Data section –
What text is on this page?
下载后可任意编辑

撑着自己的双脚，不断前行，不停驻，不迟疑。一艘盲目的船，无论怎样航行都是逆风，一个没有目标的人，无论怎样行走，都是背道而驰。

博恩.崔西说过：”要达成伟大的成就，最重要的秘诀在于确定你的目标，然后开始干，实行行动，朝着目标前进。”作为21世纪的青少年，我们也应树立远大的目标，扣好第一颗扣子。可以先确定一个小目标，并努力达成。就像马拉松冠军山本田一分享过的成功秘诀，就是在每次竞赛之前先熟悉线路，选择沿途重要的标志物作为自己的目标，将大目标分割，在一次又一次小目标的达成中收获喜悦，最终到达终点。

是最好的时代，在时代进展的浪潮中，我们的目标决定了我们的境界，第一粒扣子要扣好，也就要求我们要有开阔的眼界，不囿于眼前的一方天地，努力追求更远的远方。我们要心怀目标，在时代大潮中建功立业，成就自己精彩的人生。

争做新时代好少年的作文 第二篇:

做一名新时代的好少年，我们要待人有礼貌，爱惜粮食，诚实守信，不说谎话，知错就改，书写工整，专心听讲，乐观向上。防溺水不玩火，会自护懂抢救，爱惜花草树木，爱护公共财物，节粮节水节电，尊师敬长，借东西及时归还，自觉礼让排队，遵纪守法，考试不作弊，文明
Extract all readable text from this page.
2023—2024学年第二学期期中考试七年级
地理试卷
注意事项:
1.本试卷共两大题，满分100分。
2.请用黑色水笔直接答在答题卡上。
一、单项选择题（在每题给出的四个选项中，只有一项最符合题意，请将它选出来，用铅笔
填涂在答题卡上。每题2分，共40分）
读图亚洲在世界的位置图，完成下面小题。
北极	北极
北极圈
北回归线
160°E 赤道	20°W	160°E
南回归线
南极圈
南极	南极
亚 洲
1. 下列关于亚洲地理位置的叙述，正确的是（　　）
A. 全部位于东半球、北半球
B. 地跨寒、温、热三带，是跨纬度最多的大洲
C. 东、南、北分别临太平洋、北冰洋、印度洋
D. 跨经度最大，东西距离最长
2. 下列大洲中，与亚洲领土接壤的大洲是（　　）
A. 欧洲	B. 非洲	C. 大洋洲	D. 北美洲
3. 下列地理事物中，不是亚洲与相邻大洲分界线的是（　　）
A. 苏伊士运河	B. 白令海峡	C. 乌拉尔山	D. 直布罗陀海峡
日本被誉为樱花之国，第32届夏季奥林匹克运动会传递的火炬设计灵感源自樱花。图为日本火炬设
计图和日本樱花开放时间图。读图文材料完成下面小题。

Work to complete –
Which lines contain "this"? Show each of them.

Expected output –
What text is on this page?
Extract all readable text from this page.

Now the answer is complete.